▸ **WHAT YOU NEED TO DO**
Produce an exact copy of all the records.

# # # #

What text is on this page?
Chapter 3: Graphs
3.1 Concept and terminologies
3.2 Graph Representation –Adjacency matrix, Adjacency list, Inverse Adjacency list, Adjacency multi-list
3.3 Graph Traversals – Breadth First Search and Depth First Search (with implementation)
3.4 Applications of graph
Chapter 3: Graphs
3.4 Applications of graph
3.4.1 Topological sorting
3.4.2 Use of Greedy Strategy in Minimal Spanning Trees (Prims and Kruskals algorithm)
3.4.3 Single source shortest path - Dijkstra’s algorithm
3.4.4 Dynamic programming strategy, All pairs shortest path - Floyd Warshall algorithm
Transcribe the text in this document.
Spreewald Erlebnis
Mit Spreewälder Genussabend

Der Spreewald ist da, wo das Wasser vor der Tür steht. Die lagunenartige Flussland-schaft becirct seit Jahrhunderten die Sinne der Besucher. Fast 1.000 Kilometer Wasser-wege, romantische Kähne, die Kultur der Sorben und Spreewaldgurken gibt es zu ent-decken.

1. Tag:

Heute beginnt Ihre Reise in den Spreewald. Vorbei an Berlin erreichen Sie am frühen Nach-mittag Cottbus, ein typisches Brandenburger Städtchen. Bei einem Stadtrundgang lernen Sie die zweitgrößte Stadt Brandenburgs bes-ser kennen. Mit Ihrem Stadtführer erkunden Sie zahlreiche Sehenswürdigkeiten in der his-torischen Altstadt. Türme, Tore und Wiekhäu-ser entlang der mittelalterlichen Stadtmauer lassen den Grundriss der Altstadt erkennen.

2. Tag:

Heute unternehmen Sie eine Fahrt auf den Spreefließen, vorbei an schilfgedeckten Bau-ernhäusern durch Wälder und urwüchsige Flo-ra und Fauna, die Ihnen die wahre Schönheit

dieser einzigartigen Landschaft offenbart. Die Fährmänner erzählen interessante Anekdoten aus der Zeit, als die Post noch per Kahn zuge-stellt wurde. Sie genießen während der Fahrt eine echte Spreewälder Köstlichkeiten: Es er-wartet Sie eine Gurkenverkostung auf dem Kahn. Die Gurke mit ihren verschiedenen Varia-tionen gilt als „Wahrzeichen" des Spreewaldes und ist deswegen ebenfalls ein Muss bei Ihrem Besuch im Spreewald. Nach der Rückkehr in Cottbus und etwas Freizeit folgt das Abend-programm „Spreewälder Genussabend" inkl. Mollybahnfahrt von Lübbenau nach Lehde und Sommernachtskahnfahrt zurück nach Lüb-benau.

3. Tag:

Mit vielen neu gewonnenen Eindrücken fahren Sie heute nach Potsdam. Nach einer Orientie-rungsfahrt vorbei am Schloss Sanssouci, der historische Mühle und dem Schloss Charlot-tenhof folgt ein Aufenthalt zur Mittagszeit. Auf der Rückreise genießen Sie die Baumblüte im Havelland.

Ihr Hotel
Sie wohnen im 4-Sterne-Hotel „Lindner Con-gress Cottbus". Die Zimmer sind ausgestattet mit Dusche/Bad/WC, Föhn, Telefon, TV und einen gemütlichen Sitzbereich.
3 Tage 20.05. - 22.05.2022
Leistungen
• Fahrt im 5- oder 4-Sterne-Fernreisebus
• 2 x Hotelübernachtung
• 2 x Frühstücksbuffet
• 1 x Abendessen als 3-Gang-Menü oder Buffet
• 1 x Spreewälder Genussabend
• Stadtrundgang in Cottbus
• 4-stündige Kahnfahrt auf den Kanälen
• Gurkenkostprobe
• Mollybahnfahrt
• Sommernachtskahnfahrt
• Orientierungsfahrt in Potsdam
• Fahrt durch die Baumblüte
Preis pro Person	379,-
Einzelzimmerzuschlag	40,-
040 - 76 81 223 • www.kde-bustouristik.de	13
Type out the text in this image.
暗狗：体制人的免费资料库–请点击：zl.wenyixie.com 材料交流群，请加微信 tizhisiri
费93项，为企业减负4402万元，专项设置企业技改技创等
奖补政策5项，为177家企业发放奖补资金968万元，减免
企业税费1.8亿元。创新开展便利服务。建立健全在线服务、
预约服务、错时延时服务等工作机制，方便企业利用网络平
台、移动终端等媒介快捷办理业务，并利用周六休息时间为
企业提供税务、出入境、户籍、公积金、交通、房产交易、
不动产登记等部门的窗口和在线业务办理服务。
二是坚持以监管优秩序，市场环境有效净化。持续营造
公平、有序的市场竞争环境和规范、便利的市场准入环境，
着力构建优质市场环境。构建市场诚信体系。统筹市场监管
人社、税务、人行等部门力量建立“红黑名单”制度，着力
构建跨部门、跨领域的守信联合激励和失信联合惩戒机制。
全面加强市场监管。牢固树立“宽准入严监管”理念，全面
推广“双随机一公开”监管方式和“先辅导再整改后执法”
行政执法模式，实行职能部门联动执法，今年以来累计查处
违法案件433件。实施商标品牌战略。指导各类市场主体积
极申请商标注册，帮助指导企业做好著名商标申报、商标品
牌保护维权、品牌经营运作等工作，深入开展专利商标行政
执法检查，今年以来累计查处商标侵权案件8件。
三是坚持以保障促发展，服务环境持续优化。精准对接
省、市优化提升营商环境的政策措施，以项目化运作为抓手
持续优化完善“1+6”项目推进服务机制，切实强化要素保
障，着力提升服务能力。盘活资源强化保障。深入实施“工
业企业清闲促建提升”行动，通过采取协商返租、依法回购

# # # #

▸ **OUTPUT**
What text is on this page?
Chapter 3: Graphs
3.1 Concept and terminologies
3.2 Graph Representation –Adjacency matrix, Adjacency list, Inverse Adjacency list, Adjacency multi-list
3.3 Graph Traversals – Breadth First Search and Depth First Search (with implementation)
3.4 Applications of graph
Chapter 3: Graphs
3.4 Applications of graph
3.4.1 Topological sorting
3.4.2 Use of Greedy Strategy in Minimal Spanning Trees (Prims and Kruskals algorithm)
3.4.3 Single source shortest path - Dijkstra’s algorithm
3.4.4 Dynamic programming strategy, All pairs shortest path - Floyd Warshall algorithm
Transcribe the text in this document.
Spreewald Erlebnis
Mit Spreewälder Genussabend

Der Spreewald ist da, wo das Wasser vor der Tür steht. Die lagunenartige Flussland-schaft becirct seit Jahrhunderten die Sinne der Besucher. Fast 1.000 Kilometer Wasser-wege, romantische Kähne, die Kultur der Sorben und Spreewaldgurken gibt es zu ent-decken.

1. Tag:

Heute beginnt Ihre Reise in den Spreewald. Vorbei an Berlin erreichen Sie am frühen Nach-mittag Cottbus, ein typisches Brandenburger Städtchen. Bei einem Stadtrundgang lernen Sie die zweitgrößte Stadt Brandenburgs bes-ser kennen. Mit Ihrem Stadtführer erkunden Sie zahlreiche Sehenswürdigkeiten in der his-torischen Altstadt. Türme, Tore und Wiekhäu-ser entlang der mittelalterlichen Stadtmauer lassen den Grundriss der Altstadt erkennen.

2. Tag:

Heute unternehmen Sie eine Fahrt auf den Spreefließen, vorbei an schilfgedeckten Bau-ernhäusern durch Wälder und urwüchsige Flo-ra und Fauna, die Ihnen die wahre Schönheit

dieser einzigartigen Landschaft offenbart. Die Fährmänner erzählen interessante Anekdoten aus der Zeit, als die Post noch per Kahn zuge-stellt wurde. Sie genießen während der Fahrt eine echte Spreewälder Köstlichkeiten: Es er-wartet Sie eine Gurkenverkostung auf dem Kahn. Die Gurke mit ihren verschiedenen Varia-tionen gilt als „Wahrzeichen" des Spreewaldes und ist deswegen ebenfalls ein Muss bei Ihrem Besuch im Spreewald. Nach der Rückkehr in Cottbus und etwas Freizeit folgt das Abend-programm „Spreewälder Genussabend" inkl. Mollybahnfahrt von Lübbenau nach Lehde und Sommernachtskahnfahrt zurück nach Lüb-benau.

3. Tag:

Mit vielen neu gewonnenen Eindrücken fahren Sie heute nach Potsdam. Nach einer Orientie-rungsfahrt vorbei am Schloss Sanssouci, der historische Mühle und dem Schloss Charlot-tenhof folgt ein Aufenthalt zur Mittagszeit. Auf der Rückreise genießen Sie die Baumblüte im Havelland.

Ihr Hotel
Sie wohnen im 4-Sterne-Hotel „Lindner Con-gress Cottbus". Die Zimmer sind ausgestattet mit Dusche/Bad/WC, Föhn, Telefon, TV und einen gemütlichen Sitzbereich.
3 Tage 20.05. - 22.05.2022
Leistungen
• Fahrt im 5- oder 4-Sterne-Fernreisebus
• 2 x Hotelübernachtung
• 2 x Frühstücksbuffet
• 1 x Abendessen als 3-Gang-Menü oder Buffet
• 1 x Spreewälder Genussabend
• Stadtrundgang in Cottbus
• 4-stündige Kahnfahrt auf den Kanälen
• Gurkenkostprobe
• Mollybahnfahrt
• Sommernachtskahnfahrt
• Orientierungsfahrt in Potsdam
• Fahrt durch die Baumblüte
Preis pro Person	379,-
Einzelzimmerzuschlag	40,-
040 - 76 81 223 • www.kde-bustouristik.de	13
Type out the text in this image.
暗狗：体制人的免费资料库–请点击：zl.wenyixie.com 材料交流群，请加微信 tizhisiri
费93项，为企业减负4402万元，专项设置企业技改技创等
奖补政策5项，为177家企业发放奖补资金968万元，减免
企业税费1.8亿元。创新开展便利服务。建立健全在线服务、
预约服务、错时延时服务等工作机制，方便企业利用网络平
台、移动终端等媒介快捷办理业务，并利用周六休息时间为
企业提供税务、出入境、户籍、公积金、交通、房产交易、
不动产登记等部门的窗口和在线业务办理服务。
二是坚持以监管优秩序，市场环境有效净化。持续营造
公平、有序的市场竞争环境和规范、便利的市场准入环境，
着力构建优质市场环境。构建市场诚信体系。统筹市场监管
人社、税务、人行等部门力量建立“红黑名单”制度，着力
构建跨部门、跨领域的守信联合激励和失信联合惩戒机制。
全面加强市场监管。牢固树立“宽准入严监管”理念，全面
推广“双随机一公开”监管方式和“先辅导再整改后执法”
行政执法模式，实行职能部门联动执法，今年以来累计查处
违法案件433件。实施商标品牌战略。指导各类市场主体积
极申请商标注册，帮助指导企业做好著名商标申报、商标品
牌保护维权、品牌经营运作等工作，深入开展专利商标行政
执法检查，今年以来累计查处商标侵权案件8件。
三是坚持以保障促发展，服务环境持续优化。精准对接
省、市优化提升营商环境的政策措施，以项目化运作为抓手
持续优化完善“1+6”项目推进服务机制，切实强化要素保
障，着力提升服务能力。盘活资源强化保障。深入实施“工
业企业清闲促建提升”行动，通过采取协商返租、依法回购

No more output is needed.